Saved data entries
=======
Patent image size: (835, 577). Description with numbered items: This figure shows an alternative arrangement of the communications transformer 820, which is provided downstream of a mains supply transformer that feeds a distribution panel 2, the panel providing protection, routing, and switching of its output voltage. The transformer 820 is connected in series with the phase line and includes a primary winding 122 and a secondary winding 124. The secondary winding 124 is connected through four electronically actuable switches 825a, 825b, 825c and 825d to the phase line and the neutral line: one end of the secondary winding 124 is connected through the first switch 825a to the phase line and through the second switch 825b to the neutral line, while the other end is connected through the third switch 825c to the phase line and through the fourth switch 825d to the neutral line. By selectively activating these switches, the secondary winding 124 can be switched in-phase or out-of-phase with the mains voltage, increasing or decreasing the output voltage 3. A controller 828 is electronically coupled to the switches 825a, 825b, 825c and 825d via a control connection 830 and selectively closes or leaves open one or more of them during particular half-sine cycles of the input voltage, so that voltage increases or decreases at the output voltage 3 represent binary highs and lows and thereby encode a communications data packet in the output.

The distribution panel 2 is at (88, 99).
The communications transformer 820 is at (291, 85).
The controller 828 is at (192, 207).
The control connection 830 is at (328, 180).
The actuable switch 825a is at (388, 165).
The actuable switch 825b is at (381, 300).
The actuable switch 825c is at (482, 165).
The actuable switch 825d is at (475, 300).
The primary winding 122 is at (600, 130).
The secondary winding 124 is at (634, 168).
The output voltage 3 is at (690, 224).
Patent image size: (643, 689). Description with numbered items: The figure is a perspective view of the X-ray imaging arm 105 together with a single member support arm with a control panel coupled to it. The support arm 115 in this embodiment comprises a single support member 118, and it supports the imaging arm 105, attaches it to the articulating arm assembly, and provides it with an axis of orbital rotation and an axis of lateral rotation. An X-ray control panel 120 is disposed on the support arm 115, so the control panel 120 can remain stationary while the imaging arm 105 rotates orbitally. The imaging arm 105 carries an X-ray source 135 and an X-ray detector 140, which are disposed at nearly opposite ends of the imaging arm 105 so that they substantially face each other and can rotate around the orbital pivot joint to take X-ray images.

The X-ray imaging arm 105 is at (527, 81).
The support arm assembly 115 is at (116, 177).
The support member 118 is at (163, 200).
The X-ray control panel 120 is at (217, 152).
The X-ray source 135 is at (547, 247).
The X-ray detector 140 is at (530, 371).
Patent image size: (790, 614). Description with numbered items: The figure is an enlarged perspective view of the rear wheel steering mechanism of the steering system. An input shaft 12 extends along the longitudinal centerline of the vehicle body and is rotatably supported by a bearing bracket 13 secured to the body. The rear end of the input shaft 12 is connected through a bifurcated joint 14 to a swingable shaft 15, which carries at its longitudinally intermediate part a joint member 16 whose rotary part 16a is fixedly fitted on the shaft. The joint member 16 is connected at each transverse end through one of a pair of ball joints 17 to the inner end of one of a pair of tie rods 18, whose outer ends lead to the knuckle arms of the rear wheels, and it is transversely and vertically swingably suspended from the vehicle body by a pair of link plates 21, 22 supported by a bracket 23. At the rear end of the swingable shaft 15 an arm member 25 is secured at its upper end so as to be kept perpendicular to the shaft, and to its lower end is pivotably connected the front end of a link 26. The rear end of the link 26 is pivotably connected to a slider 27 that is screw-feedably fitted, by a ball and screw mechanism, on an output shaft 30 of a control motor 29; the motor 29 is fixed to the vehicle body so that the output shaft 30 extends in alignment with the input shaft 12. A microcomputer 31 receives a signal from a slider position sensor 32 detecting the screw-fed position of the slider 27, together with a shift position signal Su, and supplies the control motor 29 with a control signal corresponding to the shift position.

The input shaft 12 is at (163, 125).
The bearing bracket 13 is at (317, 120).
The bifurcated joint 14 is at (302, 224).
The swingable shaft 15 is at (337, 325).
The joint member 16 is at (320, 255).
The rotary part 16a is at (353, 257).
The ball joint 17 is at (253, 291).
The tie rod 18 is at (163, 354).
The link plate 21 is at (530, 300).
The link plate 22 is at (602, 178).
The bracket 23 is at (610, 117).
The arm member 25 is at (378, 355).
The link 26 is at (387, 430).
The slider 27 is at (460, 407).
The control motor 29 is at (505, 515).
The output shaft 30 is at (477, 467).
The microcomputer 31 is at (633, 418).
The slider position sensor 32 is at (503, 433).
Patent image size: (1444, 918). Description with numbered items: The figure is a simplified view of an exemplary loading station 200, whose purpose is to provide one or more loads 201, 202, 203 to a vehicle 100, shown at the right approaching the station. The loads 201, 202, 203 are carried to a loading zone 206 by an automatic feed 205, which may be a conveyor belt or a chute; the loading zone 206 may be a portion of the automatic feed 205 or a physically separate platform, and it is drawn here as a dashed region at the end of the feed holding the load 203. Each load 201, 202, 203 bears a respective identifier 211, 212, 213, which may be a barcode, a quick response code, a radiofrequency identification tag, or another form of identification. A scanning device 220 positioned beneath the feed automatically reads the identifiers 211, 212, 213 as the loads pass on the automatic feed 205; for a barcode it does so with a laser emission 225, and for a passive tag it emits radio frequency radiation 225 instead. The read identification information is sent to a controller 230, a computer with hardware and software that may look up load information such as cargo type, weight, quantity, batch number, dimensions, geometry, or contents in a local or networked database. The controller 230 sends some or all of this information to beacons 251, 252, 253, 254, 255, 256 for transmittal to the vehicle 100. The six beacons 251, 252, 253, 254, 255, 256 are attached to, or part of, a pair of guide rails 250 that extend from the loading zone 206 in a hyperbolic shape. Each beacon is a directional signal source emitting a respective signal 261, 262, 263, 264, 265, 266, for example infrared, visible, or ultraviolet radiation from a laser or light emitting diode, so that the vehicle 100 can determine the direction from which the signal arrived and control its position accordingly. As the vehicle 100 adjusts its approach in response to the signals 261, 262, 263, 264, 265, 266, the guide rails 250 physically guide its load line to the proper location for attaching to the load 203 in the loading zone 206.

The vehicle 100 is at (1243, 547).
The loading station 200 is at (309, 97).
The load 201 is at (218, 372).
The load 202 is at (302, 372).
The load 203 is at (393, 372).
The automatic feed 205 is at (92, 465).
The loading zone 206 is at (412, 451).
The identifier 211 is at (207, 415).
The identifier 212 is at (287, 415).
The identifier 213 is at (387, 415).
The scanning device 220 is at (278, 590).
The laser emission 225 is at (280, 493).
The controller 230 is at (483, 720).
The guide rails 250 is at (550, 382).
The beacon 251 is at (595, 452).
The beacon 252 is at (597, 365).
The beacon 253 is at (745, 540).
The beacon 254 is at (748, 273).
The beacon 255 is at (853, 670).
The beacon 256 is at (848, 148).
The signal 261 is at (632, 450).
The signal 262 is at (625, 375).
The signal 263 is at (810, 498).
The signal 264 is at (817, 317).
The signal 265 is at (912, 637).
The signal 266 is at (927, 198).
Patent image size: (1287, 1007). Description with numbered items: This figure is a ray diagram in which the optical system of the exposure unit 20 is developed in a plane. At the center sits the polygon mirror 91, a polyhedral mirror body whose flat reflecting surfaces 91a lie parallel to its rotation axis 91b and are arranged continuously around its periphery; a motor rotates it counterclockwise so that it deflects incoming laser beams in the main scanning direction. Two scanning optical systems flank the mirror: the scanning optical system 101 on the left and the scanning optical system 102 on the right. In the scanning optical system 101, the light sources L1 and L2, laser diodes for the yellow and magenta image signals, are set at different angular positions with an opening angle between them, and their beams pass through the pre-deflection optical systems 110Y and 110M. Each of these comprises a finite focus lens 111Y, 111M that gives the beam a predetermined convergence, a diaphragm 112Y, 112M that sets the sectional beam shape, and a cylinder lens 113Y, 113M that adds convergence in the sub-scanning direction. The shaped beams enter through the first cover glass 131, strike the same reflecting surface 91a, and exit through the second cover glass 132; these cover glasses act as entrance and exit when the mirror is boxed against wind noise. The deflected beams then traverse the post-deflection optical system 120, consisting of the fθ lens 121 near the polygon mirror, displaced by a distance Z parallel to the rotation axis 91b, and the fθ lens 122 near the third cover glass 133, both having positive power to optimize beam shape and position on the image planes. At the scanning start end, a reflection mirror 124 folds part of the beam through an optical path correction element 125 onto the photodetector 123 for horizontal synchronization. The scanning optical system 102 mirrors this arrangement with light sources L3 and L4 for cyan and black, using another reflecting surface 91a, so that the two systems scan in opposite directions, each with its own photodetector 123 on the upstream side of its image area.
=======
→ PROBLEM DETAILS:
Convert the entries into a Markdown table with columns headed Row and Line, leaving out blank lines. Begin at the line that contains "Patent image size: (643, 689)." and stop after the line that contains "The X-ray detector 140 is at (530, 371).".

→ CORRECT RESULT:
| Row | Line |
|---|---|
| 1 | Patent image size: (643, 689). Description with numbered items: The figure is a perspective view of the X-ray imaging arm 105 together with a single member support arm with a control panel coupled to it. The support arm 115 in this embodiment comprises a single support member 118, and it supports the imaging arm 105, attaches it to the articulating arm assembly, and provides it with an axis of orbital rotation and an axis of lateral rotation. An X-ray control panel 120 is disposed on the support arm 115, so the control panel 120 can remain stationary while the imaging arm 105 rotates orbitally. The imaging arm 105 carries an X-ray source 135 and an X-ray detector 140, which are disposed at nearly opposite ends of the imaging arm 105 so that they substantially face each other and can rotate around the orbital pivot joint to take X-ray images. |
| 2 | The X-ray imaging arm 105 is at (527, 81). |
| 3 | The support arm assembly 115 is at (116, 177). |
| 4 | The support member 118 is at (163, 200). |
| 5 | The X-ray control panel 120 is at (217, 152). |
| 6 | The X-ray source 135 is at (547, 247). |
| 7 | The X-ray detector 140 is at (530, 371). |